--- START OF Material provided ---

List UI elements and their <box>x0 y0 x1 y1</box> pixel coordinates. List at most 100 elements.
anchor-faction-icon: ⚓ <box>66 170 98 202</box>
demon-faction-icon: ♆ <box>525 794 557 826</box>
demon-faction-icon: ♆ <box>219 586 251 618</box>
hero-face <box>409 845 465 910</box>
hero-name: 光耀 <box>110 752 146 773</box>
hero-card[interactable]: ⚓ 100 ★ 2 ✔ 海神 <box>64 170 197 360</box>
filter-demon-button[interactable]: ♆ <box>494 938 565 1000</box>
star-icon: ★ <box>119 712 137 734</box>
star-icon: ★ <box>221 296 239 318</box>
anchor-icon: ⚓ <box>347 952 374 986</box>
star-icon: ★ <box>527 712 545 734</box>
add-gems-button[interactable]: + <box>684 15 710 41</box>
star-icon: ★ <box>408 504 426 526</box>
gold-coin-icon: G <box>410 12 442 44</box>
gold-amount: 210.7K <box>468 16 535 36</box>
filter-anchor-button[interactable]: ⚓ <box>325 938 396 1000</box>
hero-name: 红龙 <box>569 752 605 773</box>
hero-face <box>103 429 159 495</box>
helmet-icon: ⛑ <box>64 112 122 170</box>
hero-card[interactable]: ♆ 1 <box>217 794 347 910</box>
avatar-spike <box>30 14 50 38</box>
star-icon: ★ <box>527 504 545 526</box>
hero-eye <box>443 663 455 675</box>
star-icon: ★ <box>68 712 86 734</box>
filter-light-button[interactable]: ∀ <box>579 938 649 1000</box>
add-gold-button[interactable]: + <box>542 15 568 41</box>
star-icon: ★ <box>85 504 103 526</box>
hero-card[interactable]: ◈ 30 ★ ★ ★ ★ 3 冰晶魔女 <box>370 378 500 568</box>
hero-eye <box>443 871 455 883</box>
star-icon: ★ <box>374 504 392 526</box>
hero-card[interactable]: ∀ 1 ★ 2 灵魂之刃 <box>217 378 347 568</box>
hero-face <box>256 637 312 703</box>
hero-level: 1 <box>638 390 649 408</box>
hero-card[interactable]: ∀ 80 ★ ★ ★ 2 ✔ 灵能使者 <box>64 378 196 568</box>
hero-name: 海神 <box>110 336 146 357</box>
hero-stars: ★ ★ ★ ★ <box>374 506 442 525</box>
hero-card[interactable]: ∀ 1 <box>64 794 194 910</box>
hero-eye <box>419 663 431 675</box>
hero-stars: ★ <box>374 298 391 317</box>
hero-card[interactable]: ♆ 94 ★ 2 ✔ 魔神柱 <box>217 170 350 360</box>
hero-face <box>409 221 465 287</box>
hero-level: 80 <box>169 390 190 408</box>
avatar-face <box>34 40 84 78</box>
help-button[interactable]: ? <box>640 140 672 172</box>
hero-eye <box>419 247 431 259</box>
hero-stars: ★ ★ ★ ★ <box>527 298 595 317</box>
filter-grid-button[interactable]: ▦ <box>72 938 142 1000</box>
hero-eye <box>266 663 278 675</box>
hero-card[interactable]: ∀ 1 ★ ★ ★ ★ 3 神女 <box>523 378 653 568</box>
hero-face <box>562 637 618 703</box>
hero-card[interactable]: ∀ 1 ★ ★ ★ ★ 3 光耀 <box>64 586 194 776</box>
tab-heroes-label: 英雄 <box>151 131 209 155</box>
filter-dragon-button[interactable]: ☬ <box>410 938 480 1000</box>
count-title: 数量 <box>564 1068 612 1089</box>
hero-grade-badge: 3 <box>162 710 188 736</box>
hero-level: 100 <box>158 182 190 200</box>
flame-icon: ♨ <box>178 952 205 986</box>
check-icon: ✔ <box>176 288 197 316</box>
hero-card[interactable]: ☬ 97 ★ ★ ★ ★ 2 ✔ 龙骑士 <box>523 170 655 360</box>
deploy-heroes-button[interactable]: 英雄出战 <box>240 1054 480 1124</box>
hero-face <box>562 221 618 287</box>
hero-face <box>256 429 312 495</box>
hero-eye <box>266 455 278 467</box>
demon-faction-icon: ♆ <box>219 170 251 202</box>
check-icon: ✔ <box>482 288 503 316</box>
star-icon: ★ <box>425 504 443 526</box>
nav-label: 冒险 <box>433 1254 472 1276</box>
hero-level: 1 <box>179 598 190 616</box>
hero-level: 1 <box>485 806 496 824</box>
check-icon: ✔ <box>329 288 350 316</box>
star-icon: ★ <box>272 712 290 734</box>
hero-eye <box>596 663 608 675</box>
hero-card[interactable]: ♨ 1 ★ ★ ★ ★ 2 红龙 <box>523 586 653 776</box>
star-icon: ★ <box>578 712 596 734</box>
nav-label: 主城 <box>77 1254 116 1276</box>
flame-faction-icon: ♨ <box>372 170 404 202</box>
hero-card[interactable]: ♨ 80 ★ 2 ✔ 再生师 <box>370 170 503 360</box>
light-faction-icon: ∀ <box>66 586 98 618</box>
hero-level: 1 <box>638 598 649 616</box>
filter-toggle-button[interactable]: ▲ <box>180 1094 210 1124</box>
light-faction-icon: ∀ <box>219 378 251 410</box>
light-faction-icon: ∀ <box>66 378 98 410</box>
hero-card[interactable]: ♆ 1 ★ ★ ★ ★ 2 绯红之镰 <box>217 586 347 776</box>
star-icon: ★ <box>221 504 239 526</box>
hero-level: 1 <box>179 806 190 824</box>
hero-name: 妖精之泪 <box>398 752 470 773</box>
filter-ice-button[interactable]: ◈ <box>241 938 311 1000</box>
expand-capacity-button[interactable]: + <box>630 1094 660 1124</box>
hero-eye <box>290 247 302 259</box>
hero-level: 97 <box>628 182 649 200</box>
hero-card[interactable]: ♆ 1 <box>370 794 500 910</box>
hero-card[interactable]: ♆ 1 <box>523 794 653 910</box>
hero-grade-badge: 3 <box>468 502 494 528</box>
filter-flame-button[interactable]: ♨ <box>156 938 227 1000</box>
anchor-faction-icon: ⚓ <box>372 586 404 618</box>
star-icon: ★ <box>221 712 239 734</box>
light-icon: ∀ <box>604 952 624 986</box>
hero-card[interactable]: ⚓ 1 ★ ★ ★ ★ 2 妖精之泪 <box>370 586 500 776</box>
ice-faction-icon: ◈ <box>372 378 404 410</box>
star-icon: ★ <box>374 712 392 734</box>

--- END OF Material provided ---

What you will do
Copy out every line of the listing above unchanged, from the first to the last.

Response for this exercise
List UI elements and their <box>x0 y0 x1 y1</box> pixel coordinates. List at most 100 elements.
anchor-faction-icon: ⚓ <box>66 170 98 202</box>
demon-faction-icon: ♆ <box>525 794 557 826</box>
demon-faction-icon: ♆ <box>219 586 251 618</box>
hero-face <box>409 845 465 910</box>
hero-name: 光耀 <box>110 752 146 773</box>
hero-card[interactable]: ⚓ 100 ★ 2 ✔ 海神 <box>64 170 197 360</box>
filter-demon-button[interactable]: ♆ <box>494 938 565 1000</box>
star-icon: ★ <box>119 712 137 734</box>
star-icon: ★ <box>221 296 239 318</box>
anchor-icon: ⚓ <box>347 952 374 986</box>
star-icon: ★ <box>527 712 545 734</box>
add-gems-button[interactable]: + <box>684 15 710 41</box>
star-icon: ★ <box>408 504 426 526</box>
gold-coin-icon: G <box>410 12 442 44</box>
gold-amount: 210.7K <box>468 16 535 36</box>
filter-anchor-button[interactable]: ⚓ <box>325 938 396 1000</box>
hero-name: 红龙 <box>569 752 605 773</box>
hero-face <box>103 429 159 495</box>
helmet-icon: ⛑ <box>64 112 122 170</box>
hero-card[interactable]: ♆ 1 <box>217 794 347 910</box>
avatar-spike <box>30 14 50 38</box>
star-icon: ★ <box>527 504 545 526</box>
hero-eye <box>443 663 455 675</box>
star-icon: ★ <box>68 712 86 734</box>
filter-light-button[interactable]: ∀ <box>579 938 649 1000</box>
add-gold-button[interactable]: + <box>542 15 568 41</box>
star-icon: ★ <box>85 504 103 526</box>
hero-card[interactable]: ◈ 30 ★ ★ ★ ★ 3 冰晶魔女 <box>370 378 500 568</box>
hero-eye <box>443 871 455 883</box>
star-icon: ★ <box>374 504 392 526</box>
hero-card[interactable]: ∀ 1 ★ 2 灵魂之刃 <box>217 378 347 568</box>
hero-face <box>256 637 312 703</box>
hero-level: 1 <box>638 390 649 408</box>
hero-card[interactable]: ∀ 80 ★ ★ ★ 2 ✔ 灵能使者 <box>64 378 196 568</box>
hero-name: 海神 <box>110 336 146 357</box>
hero-stars: ★ ★ ★ ★ <box>374 506 442 525</box>
hero-card[interactable]: ∀ 1 <box>64 794 194 910</box>
hero-eye <box>419 663 431 675</box>
hero-stars: ★ <box>374 298 391 317</box>
hero-card[interactable]: ♆ 94 ★ 2 ✔ 魔神柱 <box>217 170 350 360</box>
hero-face <box>409 221 465 287</box>
hero-level: 80 <box>169 390 190 408</box>
avatar-face <box>34 40 84 78</box>
help-button[interactable]: ? <box>640 140 672 172</box>
hero-eye <box>419 247 431 259</box>
hero-stars: ★ ★ ★ ★ <box>527 298 595 317</box>
filter-grid-button[interactable]: ▦ <box>72 938 142 1000</box>
hero-eye <box>266 663 278 675</box>
hero-card[interactable]: ∀ 1 ★ ★ ★ ★ 3 神女 <box>523 378 653 568</box>
hero-face <box>562 637 618 703</box>
hero-card[interactable]: ∀ 1 ★ ★ ★ ★ 3 光耀 <box>64 586 194 776</box>
tab-heroes-label: 英雄 <box>151 131 209 155</box>
filter-dragon-button[interactable]: ☬ <box>410 938 480 1000</box>
count-title: 数量 <box>564 1068 612 1089</box>
hero-grade-badge: 3 <box>162 710 188 736</box>
hero-level: 100 <box>158 182 190 200</box>
flame-icon: ♨ <box>178 952 205 986</box>
check-icon: ✔ <box>176 288 197 316</box>
hero-card[interactable]: ☬ 97 ★ ★ ★ ★ 2 ✔ 龙骑士 <box>523 170 655 360</box>
deploy-heroes-button[interactable]: 英雄出战 <box>240 1054 480 1124</box>
hero-face <box>562 221 618 287</box>
hero-face <box>256 429 312 495</box>
hero-eye <box>266 455 278 467</box>
demon-faction-icon: ♆ <box>219 170 251 202</box>
check-icon: ✔ <box>482 288 503 316</box>
star-icon: ★ <box>425 504 443 526</box>
nav-label: 冒险 <box>433 1254 472 1276</box>
hero-level: 1 <box>179 598 190 616</box>
hero-level: 1 <box>485 806 496 824</box>
check-icon: ✔ <box>329 288 350 316</box>
star-icon: ★ <box>272 712 290 734</box>
hero-eye <box>596 663 608 675</box>
hero-card[interactable]: ♨ 1 ★ ★ ★ ★ 2 红龙 <box>523 586 653 776</box>
star-icon: ★ <box>578 712 596 734</box>
nav-label: 主城 <box>77 1254 116 1276</box>
flame-faction-icon: ♨ <box>372 170 404 202</box>
hero-card[interactable]: ♨ 80 ★ 2 ✔ 再生师 <box>370 170 503 360</box>
light-faction-icon: ∀ <box>66 586 98 618</box>
hero-level: 1 <box>638 598 649 616</box>
filter-toggle-button[interactable]: ▲ <box>180 1094 210 1124</box>
light-faction-icon: ∀ <box>219 378 251 410</box>
light-faction-icon: ∀ <box>66 378 98 410</box>
hero-card[interactable]: ♆ 1 ★ ★ ★ ★ 2 绯红之镰 <box>217 586 347 776</box>
star-icon: ★ <box>221 504 239 526</box>
hero-level: 1 <box>179 806 190 824</box>
hero-name: 妖精之泪 <box>398 752 470 773</box>
filter-ice-button[interactable]: ◈ <box>241 938 311 1000</box>
expand-capacity-button[interactable]: + <box>630 1094 660 1124</box>
hero-eye <box>290 247 302 259</box>
hero-level: 97 <box>628 182 649 200</box>
hero-card[interactable]: ♆ 1 <box>370 794 500 910</box>
hero-card[interactable]: ♆ 1 <box>523 794 653 910</box>
hero-grade-badge: 3 <box>468 502 494 528</box>
filter-flame-button[interactable]: ♨ <box>156 938 227 1000</box>
anchor-faction-icon: ⚓ <box>372 586 404 618</box>
star-icon: ★ <box>221 712 239 734</box>
light-icon: ∀ <box>604 952 624 986</box>
hero-card[interactable]: ⚓ 1 ★ ★ ★ ★ 2 妖精之泪 <box>370 586 500 776</box>
ice-faction-icon: ◈ <box>372 378 404 410</box>
star-icon: ★ <box>374 712 392 734</box>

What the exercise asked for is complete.